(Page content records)
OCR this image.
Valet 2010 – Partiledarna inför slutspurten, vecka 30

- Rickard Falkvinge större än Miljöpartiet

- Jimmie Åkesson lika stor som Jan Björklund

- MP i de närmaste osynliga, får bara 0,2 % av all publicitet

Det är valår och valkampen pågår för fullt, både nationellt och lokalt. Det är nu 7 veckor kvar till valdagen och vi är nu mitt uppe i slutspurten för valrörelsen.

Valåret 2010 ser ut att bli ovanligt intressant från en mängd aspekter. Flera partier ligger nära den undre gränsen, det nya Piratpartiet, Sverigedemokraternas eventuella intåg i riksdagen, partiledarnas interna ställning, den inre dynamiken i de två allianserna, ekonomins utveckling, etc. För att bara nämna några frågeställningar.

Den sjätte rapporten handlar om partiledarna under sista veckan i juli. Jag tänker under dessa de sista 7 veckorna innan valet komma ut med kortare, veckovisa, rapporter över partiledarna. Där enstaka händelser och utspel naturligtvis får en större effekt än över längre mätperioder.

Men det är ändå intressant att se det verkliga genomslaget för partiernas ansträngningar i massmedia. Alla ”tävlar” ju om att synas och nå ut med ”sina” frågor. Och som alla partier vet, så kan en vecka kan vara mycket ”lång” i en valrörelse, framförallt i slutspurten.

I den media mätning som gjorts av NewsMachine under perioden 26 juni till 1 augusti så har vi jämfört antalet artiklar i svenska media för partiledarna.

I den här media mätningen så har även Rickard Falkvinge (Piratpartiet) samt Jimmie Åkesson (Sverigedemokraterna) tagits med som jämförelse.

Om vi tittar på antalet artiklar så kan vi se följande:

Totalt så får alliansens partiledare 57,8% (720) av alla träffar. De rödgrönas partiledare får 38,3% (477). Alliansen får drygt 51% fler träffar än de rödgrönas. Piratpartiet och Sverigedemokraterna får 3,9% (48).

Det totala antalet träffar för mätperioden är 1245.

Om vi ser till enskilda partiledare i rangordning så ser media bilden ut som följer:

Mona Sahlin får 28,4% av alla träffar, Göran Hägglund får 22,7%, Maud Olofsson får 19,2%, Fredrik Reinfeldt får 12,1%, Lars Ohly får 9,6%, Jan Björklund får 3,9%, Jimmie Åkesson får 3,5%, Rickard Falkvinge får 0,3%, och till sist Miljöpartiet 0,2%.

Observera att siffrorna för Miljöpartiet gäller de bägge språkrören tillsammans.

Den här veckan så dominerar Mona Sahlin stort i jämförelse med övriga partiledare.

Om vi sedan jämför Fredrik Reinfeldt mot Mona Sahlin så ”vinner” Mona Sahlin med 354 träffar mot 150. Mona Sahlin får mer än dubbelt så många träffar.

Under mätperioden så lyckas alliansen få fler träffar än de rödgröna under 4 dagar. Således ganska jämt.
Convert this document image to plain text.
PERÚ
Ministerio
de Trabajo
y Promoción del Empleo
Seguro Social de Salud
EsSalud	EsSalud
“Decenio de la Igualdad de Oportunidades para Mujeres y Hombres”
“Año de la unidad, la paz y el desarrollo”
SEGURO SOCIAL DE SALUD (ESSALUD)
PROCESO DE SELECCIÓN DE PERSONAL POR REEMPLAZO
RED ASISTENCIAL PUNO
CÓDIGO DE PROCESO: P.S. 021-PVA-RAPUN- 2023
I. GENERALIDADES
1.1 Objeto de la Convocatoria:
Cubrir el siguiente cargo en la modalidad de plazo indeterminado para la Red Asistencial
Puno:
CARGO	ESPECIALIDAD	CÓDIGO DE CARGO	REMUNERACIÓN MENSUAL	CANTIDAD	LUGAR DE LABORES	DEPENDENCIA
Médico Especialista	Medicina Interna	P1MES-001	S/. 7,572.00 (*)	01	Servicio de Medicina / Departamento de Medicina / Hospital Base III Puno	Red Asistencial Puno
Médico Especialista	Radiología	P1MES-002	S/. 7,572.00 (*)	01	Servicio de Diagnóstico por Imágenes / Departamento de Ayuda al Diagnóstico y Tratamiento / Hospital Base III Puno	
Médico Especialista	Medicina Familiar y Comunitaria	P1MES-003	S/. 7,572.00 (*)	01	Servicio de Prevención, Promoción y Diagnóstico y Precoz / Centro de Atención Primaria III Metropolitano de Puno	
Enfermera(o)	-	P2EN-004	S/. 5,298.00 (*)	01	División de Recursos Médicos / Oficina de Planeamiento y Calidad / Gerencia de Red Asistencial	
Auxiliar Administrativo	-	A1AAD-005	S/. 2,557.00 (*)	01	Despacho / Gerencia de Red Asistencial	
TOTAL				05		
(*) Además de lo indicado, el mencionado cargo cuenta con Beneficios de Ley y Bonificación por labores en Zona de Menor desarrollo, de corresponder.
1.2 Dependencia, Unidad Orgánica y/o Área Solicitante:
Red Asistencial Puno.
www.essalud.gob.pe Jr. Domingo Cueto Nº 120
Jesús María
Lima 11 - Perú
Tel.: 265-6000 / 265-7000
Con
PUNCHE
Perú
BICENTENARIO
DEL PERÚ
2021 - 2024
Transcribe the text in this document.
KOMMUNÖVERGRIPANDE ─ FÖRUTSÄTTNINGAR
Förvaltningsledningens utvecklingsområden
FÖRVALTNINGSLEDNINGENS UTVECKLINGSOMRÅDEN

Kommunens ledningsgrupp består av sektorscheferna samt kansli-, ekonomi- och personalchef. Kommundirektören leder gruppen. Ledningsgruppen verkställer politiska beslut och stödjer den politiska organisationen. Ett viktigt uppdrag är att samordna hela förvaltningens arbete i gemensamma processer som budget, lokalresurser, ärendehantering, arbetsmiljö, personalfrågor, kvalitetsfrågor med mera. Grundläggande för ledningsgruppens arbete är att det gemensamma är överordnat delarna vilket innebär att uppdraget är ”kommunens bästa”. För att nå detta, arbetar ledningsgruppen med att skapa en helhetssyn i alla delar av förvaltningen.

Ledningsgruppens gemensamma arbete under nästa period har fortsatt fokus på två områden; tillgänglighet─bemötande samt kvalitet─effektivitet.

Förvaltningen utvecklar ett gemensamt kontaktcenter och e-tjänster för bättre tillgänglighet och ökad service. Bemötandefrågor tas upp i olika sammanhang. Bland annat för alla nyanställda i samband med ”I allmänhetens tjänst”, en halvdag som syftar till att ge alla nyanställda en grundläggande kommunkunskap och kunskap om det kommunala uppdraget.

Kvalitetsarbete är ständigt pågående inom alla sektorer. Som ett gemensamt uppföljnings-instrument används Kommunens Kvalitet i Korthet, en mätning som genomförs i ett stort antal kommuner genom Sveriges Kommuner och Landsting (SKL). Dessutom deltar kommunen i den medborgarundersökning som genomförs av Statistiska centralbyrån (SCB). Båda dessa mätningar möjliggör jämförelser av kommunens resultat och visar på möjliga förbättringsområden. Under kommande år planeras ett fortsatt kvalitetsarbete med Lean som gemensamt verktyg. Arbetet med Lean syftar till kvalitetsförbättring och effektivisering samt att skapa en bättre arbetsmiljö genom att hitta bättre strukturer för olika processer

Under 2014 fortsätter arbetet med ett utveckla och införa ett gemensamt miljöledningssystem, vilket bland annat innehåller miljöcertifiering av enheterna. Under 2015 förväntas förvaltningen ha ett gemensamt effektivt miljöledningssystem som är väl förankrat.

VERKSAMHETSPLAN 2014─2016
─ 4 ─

§ TASK STATEMENT: Check each line above for the string "Piratpartiet" and copy those that have it.

§ TASK SOLUTION:
Valåret 2010 ser ut att bli ovanligt intressant från en mängd aspekter. Flera partier ligger nära den undre gränsen, det nya Piratpartiet, Sverigedemokraternas eventuella intåg i riksdagen, partiledarnas interna ställning, den inre dynamiken i de två allianserna, ekonomins utveckling, etc. För att bara nämna några frågeställningar.
I den här media mätningen så har även Rickard Falkvinge (Piratpartiet) samt Jimmie Åkesson (Sverigedemokraterna) tagits med som jämförelse.
Totalt så får alliansens partiledare 57,8% (720) av alla träffar. De rödgrönas partiledare får 38,3% (477). Alliansen får drygt 51% fler träffar än de rödgrönas. Piratpartiet och Sverigedemokraterna får 3,9% (48).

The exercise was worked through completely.